--- start of DATA SHOWN ---

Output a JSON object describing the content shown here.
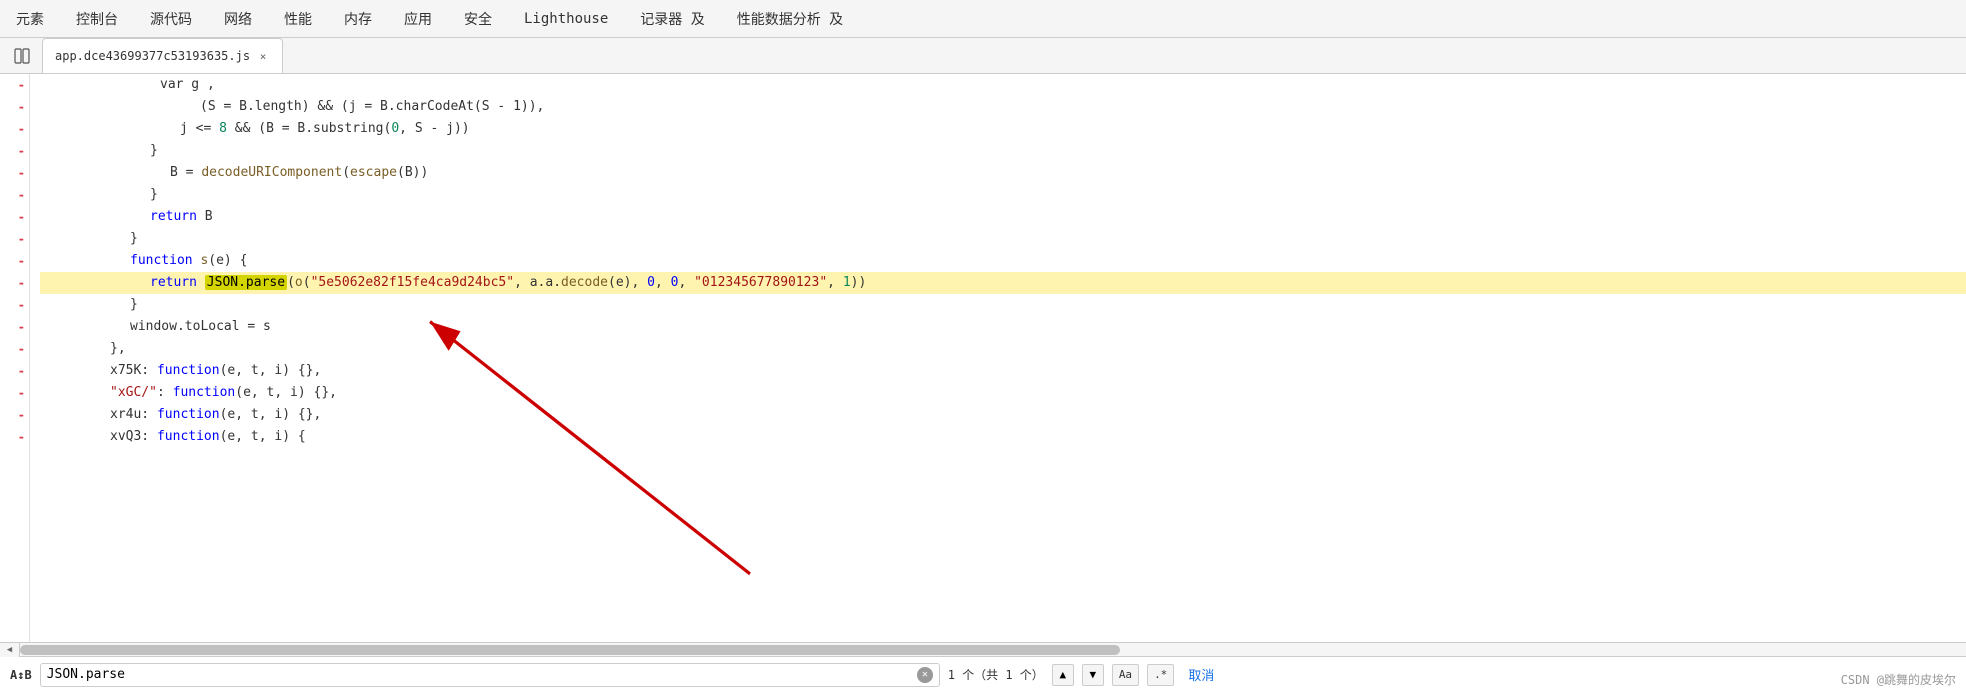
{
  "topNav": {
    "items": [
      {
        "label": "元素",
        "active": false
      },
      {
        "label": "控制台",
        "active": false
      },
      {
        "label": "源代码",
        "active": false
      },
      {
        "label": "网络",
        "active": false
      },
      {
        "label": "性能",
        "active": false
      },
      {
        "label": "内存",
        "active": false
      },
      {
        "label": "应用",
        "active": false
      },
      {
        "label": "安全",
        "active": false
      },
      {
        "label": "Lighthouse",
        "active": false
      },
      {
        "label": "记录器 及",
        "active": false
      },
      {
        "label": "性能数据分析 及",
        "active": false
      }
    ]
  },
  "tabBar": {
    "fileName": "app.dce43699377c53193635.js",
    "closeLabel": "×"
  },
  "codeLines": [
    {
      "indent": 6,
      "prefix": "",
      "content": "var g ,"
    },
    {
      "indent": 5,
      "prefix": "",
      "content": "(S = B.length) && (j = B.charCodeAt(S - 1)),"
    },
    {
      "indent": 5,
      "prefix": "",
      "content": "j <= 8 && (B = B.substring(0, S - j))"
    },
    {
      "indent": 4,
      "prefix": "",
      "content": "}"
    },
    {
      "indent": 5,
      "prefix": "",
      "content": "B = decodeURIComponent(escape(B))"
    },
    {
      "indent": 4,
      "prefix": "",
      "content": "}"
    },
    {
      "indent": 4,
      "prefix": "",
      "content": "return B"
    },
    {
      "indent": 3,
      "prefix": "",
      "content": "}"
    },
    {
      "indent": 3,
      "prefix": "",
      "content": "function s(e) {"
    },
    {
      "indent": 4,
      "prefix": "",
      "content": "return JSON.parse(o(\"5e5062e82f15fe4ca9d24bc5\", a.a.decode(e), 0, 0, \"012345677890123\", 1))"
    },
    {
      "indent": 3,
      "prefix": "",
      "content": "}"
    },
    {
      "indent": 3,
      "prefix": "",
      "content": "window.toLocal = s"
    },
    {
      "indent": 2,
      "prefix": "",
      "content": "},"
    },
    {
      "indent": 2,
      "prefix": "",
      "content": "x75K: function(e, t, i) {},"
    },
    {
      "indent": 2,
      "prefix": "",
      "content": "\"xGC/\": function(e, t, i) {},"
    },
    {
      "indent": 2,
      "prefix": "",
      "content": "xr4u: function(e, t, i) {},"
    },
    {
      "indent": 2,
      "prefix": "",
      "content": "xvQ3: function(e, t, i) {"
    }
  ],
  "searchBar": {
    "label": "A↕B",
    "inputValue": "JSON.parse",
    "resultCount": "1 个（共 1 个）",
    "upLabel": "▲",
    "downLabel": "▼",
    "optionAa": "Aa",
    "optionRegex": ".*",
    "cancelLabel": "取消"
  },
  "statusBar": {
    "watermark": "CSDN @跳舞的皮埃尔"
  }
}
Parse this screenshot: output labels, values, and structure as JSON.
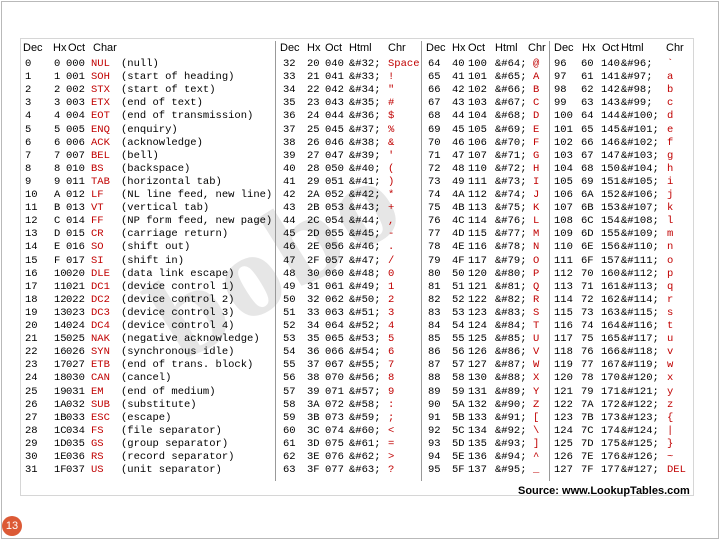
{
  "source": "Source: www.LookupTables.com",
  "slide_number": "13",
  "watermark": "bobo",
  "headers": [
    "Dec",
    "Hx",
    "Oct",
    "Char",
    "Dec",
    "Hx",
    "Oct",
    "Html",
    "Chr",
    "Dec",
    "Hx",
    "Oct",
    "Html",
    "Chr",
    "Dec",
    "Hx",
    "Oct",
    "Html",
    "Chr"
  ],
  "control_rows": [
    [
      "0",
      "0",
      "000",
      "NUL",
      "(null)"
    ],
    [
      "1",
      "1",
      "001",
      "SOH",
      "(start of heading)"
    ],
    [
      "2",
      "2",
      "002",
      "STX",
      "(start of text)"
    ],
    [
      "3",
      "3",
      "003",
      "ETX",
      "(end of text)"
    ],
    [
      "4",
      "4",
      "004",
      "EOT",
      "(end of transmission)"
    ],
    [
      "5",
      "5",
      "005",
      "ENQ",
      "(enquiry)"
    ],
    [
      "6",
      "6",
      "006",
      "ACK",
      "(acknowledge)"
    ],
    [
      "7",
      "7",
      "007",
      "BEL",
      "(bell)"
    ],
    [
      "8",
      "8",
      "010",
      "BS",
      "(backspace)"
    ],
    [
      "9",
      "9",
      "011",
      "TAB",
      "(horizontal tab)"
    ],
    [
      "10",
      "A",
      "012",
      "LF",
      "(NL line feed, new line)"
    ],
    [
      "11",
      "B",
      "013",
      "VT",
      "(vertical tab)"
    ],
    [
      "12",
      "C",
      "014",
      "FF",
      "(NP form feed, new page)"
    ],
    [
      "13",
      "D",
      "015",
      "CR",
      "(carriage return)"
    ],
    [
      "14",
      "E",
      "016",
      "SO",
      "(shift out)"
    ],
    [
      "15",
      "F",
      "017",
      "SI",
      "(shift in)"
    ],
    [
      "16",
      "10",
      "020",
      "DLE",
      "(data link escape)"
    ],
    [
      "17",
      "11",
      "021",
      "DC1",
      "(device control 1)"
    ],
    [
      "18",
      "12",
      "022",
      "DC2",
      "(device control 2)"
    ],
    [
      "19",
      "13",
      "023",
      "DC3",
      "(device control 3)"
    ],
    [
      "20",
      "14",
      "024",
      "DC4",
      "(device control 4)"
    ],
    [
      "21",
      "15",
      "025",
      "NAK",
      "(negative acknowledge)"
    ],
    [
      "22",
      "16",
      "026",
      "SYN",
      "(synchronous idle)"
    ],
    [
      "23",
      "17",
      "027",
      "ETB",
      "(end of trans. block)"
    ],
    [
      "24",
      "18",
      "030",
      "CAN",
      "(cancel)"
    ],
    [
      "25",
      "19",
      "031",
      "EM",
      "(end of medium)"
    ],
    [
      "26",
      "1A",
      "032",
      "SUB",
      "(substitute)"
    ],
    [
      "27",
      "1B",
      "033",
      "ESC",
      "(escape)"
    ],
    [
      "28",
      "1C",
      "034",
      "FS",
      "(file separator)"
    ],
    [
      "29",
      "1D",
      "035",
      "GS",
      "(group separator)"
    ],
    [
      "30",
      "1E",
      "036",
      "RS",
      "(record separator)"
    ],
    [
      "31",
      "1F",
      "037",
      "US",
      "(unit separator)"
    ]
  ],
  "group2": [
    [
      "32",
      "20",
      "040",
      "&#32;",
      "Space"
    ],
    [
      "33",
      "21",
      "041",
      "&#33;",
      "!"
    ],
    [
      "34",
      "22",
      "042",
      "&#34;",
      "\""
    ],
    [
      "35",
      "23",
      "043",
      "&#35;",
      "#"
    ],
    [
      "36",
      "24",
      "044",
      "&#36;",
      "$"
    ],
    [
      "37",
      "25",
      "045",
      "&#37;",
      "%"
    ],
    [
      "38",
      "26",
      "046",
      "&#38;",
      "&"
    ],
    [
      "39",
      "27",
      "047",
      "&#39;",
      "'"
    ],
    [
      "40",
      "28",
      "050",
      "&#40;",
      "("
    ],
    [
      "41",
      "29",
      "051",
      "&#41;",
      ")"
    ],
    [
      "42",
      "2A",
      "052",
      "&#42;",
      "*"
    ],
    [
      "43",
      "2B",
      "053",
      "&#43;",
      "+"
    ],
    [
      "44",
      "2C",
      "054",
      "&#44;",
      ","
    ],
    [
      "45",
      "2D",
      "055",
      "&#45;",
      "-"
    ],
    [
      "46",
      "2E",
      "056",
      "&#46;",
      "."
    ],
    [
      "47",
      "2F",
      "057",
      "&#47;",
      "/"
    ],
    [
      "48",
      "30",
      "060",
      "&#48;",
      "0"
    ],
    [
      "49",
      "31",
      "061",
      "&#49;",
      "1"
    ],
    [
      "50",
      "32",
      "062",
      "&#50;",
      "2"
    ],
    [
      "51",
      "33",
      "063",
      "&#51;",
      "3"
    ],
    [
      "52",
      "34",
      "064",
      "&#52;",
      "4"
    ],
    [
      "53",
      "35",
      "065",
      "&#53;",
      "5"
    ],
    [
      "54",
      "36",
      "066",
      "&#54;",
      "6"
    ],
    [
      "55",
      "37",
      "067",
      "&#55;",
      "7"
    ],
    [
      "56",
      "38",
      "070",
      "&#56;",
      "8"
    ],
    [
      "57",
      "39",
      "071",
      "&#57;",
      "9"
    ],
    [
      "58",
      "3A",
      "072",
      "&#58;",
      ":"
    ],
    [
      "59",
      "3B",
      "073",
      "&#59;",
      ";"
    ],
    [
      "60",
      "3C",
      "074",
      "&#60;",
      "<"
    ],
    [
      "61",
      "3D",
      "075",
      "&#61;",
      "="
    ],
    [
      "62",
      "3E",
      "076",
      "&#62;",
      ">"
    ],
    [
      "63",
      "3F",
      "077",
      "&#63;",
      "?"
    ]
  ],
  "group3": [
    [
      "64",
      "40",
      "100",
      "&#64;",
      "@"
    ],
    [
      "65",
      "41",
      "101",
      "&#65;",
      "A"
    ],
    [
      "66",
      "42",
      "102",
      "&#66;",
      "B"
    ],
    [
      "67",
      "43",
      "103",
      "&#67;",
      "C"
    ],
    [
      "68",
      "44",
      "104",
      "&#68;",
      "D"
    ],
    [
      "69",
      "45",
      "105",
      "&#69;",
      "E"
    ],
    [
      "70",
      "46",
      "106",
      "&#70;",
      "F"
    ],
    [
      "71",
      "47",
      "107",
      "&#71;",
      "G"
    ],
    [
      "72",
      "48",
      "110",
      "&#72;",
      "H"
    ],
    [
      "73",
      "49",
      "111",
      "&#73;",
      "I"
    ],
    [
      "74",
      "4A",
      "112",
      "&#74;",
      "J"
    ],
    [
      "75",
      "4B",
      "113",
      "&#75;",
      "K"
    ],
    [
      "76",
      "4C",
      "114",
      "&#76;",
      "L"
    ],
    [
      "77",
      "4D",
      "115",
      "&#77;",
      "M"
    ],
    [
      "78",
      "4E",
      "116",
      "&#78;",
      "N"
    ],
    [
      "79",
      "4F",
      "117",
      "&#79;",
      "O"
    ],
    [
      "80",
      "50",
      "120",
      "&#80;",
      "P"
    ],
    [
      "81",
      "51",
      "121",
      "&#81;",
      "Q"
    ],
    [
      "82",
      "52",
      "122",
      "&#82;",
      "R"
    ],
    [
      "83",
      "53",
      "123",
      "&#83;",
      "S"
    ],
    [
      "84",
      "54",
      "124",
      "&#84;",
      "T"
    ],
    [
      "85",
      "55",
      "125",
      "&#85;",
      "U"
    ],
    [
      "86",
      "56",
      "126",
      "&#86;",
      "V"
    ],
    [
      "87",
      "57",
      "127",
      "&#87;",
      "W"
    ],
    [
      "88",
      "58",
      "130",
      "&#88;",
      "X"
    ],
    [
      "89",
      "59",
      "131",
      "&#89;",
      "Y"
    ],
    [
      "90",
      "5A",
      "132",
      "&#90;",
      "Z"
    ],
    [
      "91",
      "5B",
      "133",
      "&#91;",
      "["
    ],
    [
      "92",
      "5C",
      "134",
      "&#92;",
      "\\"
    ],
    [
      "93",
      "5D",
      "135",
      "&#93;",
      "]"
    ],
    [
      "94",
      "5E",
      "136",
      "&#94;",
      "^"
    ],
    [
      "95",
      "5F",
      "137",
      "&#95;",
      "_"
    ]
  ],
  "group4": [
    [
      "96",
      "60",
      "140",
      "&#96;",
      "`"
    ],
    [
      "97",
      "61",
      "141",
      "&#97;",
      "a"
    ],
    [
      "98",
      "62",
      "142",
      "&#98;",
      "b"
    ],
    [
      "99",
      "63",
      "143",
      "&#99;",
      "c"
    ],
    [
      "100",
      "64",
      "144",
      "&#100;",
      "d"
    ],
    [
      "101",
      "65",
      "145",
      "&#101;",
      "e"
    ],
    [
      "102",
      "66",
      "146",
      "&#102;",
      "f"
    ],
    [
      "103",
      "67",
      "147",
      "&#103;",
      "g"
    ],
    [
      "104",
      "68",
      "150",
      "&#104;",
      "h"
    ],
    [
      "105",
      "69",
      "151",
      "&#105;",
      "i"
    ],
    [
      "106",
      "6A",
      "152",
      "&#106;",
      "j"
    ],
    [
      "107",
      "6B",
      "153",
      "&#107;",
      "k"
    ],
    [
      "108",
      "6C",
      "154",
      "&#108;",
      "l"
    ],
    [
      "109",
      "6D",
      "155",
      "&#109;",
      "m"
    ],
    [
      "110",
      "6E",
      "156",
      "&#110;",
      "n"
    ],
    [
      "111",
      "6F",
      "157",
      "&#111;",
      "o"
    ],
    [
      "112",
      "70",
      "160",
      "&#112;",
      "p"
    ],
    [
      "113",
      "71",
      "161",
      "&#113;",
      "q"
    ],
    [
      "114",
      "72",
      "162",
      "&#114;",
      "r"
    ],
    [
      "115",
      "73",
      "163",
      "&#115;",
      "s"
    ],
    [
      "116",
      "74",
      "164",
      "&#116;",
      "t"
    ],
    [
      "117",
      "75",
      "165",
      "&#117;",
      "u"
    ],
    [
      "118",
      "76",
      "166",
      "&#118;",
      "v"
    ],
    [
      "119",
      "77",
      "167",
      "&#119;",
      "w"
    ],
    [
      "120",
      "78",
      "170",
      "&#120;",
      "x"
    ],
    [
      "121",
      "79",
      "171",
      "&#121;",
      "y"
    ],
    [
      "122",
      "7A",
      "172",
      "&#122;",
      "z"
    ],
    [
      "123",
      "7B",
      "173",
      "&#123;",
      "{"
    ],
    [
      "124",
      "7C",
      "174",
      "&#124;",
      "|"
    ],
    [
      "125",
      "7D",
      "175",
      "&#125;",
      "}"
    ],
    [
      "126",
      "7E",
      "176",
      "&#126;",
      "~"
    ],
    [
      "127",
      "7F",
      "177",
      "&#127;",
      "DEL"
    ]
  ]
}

--- end of DATA SHOWN ---

• GIVEN TASK: Pick out each line that holds the string "escape".

• TASK ANSWER:
      "content": "B = decodeURIComponent(escape(B))"
      "(data link escape)"
      "(escape)"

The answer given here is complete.